╭─ RECORDS TO USE
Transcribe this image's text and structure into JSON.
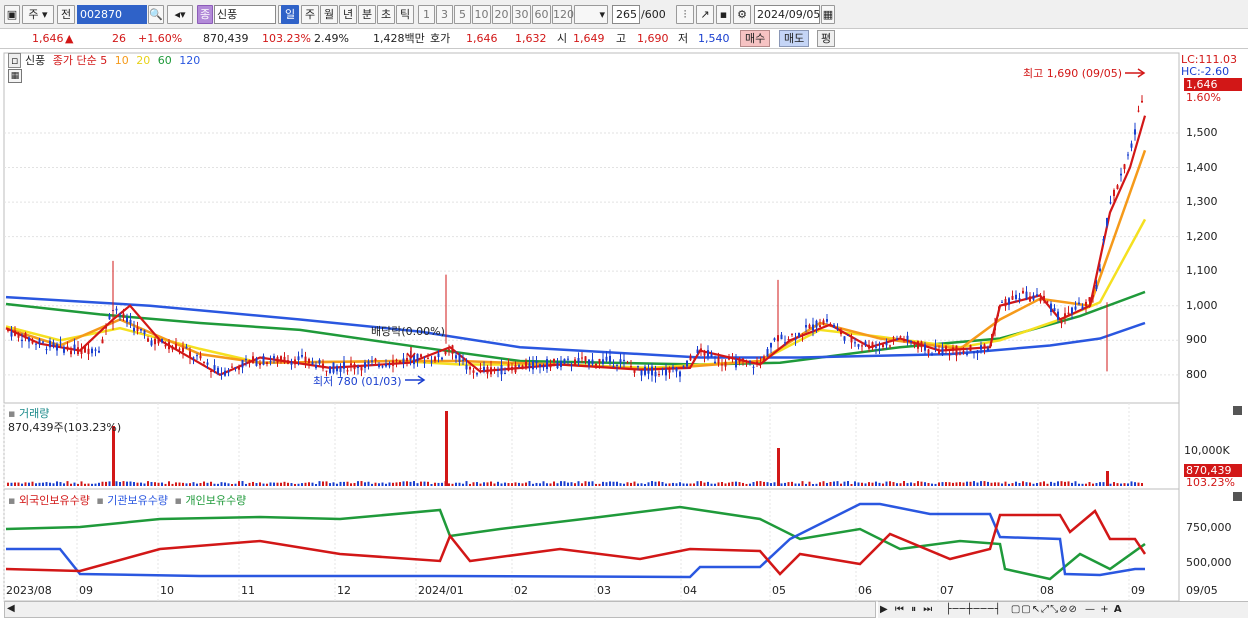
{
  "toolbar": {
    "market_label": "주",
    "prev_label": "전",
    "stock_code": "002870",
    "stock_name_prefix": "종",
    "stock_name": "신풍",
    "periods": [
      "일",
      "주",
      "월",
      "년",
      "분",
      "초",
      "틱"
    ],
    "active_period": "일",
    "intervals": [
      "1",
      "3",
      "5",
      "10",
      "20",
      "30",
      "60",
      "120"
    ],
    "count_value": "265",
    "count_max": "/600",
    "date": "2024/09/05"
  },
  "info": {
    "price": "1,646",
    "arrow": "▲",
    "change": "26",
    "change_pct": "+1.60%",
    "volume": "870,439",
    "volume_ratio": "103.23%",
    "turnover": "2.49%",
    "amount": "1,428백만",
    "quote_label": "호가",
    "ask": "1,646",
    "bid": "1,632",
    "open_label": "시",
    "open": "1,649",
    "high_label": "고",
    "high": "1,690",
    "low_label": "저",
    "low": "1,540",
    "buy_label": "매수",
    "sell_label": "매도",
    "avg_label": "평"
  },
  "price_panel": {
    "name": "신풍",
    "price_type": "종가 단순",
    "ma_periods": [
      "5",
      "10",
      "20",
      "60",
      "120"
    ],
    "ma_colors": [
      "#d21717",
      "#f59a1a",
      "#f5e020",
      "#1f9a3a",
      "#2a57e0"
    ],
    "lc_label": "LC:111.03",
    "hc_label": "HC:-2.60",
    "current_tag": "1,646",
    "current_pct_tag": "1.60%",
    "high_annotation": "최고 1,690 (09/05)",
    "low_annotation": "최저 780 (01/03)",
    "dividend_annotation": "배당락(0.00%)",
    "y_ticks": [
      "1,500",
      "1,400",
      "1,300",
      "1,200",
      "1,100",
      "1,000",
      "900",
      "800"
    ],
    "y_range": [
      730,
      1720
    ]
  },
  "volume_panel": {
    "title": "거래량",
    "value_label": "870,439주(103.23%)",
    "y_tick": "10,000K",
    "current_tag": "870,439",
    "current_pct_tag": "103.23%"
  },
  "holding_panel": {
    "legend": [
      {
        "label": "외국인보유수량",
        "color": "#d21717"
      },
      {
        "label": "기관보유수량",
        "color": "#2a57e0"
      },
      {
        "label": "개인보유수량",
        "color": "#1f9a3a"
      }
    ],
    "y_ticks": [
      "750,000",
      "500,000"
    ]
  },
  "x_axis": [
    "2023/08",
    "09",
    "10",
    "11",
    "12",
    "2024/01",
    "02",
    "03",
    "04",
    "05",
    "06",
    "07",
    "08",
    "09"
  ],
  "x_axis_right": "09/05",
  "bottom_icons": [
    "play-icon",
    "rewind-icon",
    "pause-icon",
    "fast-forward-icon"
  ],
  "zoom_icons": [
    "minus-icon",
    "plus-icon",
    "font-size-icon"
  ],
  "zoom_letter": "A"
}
╰─
╭─ RECORDS TO USE
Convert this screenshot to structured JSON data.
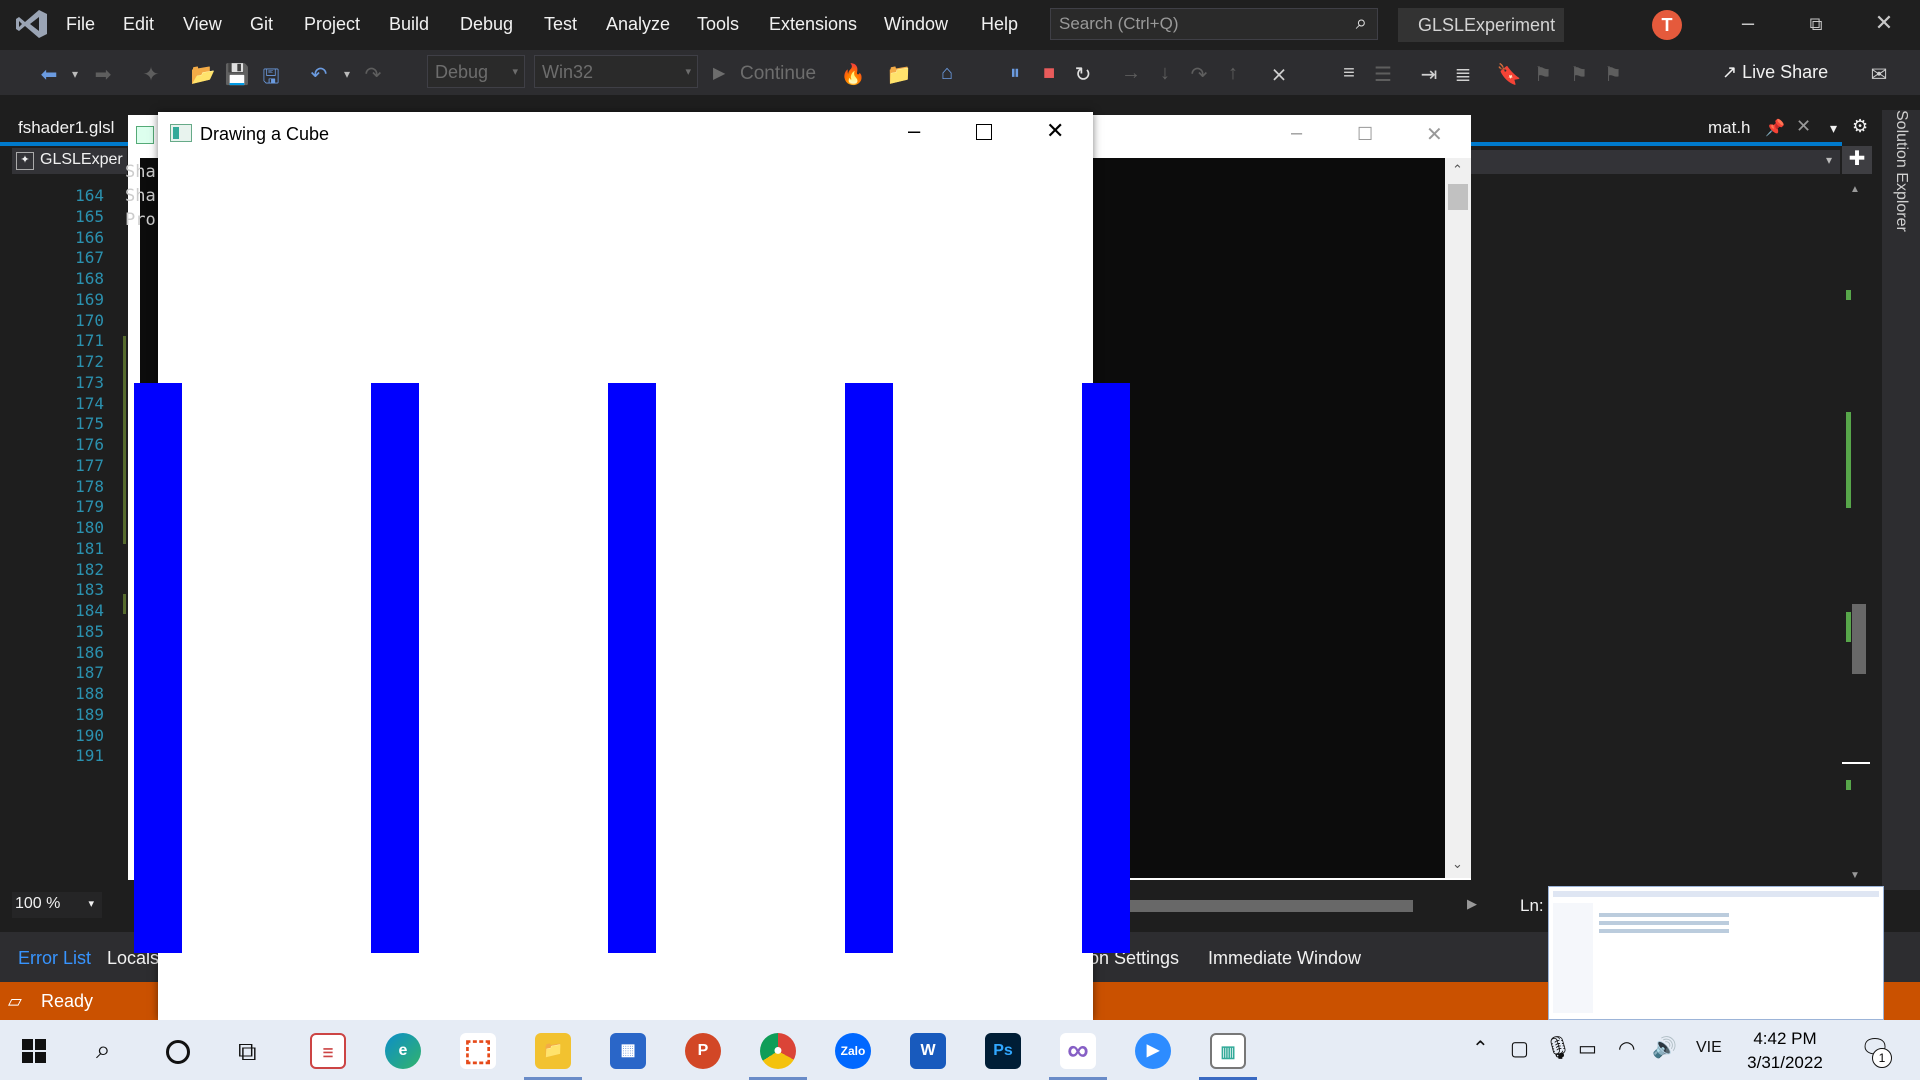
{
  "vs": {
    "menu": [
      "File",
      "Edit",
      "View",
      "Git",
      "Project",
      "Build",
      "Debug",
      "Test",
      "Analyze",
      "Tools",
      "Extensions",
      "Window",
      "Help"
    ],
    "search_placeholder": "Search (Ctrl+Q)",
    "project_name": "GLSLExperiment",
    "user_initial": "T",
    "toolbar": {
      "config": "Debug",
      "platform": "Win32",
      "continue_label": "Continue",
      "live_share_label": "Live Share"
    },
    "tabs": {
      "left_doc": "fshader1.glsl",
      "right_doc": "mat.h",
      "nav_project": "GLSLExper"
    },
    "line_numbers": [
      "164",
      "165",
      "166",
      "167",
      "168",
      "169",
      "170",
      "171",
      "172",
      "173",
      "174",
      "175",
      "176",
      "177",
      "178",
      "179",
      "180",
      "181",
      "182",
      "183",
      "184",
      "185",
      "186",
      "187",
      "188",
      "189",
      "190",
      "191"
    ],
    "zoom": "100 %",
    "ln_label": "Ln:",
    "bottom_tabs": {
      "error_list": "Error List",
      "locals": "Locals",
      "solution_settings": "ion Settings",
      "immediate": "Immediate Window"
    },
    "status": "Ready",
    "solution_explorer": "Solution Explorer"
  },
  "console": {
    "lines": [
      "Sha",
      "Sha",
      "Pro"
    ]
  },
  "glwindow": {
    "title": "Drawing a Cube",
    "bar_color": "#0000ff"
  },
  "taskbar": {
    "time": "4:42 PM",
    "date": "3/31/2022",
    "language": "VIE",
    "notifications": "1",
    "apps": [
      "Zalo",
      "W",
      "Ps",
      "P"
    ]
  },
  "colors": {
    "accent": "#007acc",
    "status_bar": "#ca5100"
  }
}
╰─
TASK BRIEF -
Check each line of the material above for "this" and say how many lines contain it, giving the number alone.

TASK RESPONSE -
2